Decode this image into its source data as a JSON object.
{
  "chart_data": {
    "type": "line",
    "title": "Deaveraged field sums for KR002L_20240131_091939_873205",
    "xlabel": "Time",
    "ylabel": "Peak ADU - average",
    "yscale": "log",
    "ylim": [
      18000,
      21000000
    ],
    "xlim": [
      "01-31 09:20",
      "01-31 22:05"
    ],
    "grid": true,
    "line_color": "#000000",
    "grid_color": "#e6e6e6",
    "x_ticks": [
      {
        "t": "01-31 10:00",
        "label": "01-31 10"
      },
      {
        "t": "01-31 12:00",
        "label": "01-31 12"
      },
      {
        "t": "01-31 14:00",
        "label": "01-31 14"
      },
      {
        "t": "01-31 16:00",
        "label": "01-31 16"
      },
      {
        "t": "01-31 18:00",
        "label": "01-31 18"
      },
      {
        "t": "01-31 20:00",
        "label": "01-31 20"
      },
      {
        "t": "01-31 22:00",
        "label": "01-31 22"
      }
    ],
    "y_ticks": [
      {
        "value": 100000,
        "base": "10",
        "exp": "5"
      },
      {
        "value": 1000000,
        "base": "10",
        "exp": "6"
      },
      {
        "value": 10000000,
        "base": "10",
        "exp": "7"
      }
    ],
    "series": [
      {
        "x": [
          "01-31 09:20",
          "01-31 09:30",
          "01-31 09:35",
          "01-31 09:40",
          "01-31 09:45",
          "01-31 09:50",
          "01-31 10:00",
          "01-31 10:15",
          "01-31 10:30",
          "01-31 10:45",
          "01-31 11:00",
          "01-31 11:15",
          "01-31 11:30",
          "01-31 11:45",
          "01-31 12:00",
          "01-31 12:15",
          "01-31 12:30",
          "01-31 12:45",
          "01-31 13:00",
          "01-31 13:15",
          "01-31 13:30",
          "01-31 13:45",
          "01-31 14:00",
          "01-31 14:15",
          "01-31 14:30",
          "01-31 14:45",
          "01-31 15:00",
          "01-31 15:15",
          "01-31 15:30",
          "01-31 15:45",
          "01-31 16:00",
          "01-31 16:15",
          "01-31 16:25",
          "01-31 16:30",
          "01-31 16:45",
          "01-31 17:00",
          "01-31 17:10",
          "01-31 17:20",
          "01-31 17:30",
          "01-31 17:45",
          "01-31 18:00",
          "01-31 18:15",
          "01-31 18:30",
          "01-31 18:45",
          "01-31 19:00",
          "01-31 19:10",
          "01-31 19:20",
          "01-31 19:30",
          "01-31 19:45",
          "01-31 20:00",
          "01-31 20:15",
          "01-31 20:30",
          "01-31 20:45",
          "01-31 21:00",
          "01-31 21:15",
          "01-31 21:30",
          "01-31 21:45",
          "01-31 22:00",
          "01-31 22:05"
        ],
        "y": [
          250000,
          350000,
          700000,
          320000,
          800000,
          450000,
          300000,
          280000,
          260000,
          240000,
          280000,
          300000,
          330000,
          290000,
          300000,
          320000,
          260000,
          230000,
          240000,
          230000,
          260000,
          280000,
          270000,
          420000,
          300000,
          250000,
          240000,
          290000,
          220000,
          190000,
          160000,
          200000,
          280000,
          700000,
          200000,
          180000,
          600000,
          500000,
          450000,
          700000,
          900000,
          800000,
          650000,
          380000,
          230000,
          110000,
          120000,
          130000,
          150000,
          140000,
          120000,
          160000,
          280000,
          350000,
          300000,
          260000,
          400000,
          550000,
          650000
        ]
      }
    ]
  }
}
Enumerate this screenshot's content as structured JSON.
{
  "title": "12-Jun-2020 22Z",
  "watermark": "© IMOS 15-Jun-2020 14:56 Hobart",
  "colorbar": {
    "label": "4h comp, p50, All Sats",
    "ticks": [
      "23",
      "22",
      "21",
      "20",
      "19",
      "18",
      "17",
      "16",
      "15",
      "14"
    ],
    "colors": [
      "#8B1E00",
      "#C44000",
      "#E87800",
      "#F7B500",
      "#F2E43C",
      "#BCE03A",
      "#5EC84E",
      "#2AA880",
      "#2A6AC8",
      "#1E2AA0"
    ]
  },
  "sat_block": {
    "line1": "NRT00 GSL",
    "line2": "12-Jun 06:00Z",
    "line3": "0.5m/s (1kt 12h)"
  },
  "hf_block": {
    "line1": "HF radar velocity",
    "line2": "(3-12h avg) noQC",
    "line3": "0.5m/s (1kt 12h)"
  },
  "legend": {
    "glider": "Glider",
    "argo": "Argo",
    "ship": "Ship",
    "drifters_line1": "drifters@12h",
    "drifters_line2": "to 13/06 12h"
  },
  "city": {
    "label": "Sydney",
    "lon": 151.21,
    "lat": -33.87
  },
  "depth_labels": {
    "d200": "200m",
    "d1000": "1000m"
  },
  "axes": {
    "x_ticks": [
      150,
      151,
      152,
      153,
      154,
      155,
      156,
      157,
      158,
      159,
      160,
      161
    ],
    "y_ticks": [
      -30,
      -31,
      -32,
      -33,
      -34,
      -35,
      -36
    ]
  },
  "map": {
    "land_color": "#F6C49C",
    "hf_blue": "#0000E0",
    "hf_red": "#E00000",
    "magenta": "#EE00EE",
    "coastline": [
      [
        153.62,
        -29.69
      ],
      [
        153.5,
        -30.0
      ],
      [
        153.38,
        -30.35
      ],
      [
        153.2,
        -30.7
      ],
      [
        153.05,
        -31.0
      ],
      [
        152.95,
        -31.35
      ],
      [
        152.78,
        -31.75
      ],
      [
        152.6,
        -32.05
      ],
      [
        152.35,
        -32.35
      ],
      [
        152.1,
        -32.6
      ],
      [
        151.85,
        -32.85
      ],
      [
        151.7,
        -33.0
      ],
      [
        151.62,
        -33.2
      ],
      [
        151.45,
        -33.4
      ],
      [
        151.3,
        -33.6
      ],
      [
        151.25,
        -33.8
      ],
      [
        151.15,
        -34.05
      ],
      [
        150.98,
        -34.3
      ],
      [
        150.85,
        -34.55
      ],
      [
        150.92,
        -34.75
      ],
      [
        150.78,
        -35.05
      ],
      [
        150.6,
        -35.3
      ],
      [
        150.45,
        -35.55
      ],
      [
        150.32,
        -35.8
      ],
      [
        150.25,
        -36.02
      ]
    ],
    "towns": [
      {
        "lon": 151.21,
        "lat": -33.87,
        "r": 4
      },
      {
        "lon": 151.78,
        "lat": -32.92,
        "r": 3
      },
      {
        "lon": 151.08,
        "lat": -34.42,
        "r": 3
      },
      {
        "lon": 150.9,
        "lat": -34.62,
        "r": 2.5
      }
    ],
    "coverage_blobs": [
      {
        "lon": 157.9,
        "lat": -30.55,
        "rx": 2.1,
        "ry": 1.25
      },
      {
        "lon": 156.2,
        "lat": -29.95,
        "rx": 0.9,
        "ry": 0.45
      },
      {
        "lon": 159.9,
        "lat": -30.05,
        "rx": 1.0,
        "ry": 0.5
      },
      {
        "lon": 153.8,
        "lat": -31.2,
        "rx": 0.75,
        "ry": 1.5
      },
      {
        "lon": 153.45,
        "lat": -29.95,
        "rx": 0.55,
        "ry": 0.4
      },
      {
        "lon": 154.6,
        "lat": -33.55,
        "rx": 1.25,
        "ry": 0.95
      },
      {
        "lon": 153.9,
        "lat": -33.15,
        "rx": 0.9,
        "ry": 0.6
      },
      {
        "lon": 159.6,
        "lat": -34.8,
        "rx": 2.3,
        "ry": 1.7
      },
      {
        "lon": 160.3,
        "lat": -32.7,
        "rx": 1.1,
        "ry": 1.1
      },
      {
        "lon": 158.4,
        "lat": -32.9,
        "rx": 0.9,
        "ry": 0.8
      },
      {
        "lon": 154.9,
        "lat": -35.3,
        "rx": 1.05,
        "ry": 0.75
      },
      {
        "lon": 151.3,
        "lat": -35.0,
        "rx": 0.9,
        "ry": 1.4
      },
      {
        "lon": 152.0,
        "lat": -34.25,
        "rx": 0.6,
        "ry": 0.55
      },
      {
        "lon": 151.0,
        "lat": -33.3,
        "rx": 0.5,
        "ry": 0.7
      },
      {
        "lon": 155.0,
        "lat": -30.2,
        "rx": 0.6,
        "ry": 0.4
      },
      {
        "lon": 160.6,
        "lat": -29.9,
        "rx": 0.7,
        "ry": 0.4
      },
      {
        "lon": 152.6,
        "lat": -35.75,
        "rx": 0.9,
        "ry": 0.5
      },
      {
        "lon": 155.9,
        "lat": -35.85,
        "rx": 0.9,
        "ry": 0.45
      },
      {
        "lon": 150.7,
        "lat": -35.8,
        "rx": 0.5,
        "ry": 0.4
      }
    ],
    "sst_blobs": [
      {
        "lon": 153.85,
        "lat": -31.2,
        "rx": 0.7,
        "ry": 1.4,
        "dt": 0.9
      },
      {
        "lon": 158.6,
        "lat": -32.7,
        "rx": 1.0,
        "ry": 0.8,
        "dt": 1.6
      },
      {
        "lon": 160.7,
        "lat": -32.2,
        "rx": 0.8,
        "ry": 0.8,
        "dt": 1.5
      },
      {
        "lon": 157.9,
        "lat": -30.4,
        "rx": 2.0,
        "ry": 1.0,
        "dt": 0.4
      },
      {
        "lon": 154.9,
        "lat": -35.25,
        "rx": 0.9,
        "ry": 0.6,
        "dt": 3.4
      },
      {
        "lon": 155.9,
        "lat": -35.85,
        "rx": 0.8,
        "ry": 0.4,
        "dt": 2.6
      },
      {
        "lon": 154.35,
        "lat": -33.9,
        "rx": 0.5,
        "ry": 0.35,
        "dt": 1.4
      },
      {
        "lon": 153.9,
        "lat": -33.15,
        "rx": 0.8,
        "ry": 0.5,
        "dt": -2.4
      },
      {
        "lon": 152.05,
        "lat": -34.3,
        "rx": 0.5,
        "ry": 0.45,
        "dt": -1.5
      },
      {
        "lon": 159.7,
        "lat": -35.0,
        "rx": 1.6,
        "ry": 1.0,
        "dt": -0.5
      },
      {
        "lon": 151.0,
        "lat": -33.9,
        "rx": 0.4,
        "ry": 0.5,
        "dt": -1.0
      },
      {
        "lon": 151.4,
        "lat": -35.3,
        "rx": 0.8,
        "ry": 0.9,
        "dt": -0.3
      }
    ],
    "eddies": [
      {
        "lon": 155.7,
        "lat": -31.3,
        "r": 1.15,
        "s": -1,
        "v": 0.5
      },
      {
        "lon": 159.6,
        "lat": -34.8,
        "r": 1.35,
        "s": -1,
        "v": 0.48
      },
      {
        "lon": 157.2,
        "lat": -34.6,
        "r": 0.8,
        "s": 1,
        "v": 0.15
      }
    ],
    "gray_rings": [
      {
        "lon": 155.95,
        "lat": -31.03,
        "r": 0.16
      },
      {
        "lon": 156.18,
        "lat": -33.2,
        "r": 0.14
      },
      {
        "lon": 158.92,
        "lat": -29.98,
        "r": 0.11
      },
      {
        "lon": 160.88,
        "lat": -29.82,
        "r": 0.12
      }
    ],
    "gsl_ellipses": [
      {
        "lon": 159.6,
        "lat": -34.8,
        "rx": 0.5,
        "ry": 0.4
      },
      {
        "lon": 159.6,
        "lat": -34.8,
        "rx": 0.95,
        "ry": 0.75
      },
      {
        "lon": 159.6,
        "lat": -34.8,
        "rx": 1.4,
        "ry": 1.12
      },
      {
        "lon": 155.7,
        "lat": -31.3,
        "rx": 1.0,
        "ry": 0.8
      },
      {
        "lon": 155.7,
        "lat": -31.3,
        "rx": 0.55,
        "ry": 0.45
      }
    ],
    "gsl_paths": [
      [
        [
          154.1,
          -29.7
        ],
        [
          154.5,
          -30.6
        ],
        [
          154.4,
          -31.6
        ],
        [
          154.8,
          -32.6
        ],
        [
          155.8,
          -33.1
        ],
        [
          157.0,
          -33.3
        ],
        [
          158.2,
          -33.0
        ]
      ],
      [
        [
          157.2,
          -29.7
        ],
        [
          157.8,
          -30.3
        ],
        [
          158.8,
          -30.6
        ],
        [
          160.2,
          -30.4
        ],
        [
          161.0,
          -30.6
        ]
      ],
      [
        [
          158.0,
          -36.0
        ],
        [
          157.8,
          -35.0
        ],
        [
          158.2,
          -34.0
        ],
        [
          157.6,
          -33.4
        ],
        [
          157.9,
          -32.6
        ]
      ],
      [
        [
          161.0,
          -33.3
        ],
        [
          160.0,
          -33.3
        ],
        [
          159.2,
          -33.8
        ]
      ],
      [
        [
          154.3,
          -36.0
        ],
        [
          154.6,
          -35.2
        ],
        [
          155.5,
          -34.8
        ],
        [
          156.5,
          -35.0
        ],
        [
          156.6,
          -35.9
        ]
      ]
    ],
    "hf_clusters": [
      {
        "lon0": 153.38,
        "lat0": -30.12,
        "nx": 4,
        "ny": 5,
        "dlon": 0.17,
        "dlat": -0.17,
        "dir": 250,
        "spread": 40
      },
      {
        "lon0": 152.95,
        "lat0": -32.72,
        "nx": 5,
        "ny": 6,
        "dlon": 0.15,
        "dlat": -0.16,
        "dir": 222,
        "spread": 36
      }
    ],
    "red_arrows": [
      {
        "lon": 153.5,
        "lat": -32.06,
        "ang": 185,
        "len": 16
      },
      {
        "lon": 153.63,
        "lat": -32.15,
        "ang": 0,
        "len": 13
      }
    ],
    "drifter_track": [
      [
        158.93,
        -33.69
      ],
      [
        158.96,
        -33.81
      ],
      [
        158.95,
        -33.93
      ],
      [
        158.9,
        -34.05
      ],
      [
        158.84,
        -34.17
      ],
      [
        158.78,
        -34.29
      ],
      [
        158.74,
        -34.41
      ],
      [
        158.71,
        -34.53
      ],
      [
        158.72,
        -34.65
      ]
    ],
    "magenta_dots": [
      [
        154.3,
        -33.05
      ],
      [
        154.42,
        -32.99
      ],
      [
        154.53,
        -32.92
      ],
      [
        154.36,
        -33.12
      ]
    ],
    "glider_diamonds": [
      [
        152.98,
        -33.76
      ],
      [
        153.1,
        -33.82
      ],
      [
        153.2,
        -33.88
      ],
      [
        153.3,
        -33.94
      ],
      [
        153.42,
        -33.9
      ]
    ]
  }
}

····················

GOAL
Identify every line above that includes the word "JSON", and show those lines.

REPLY
Decode this image into its source data as a JSON object.
Enumerate this screenshot's content as structured JSON.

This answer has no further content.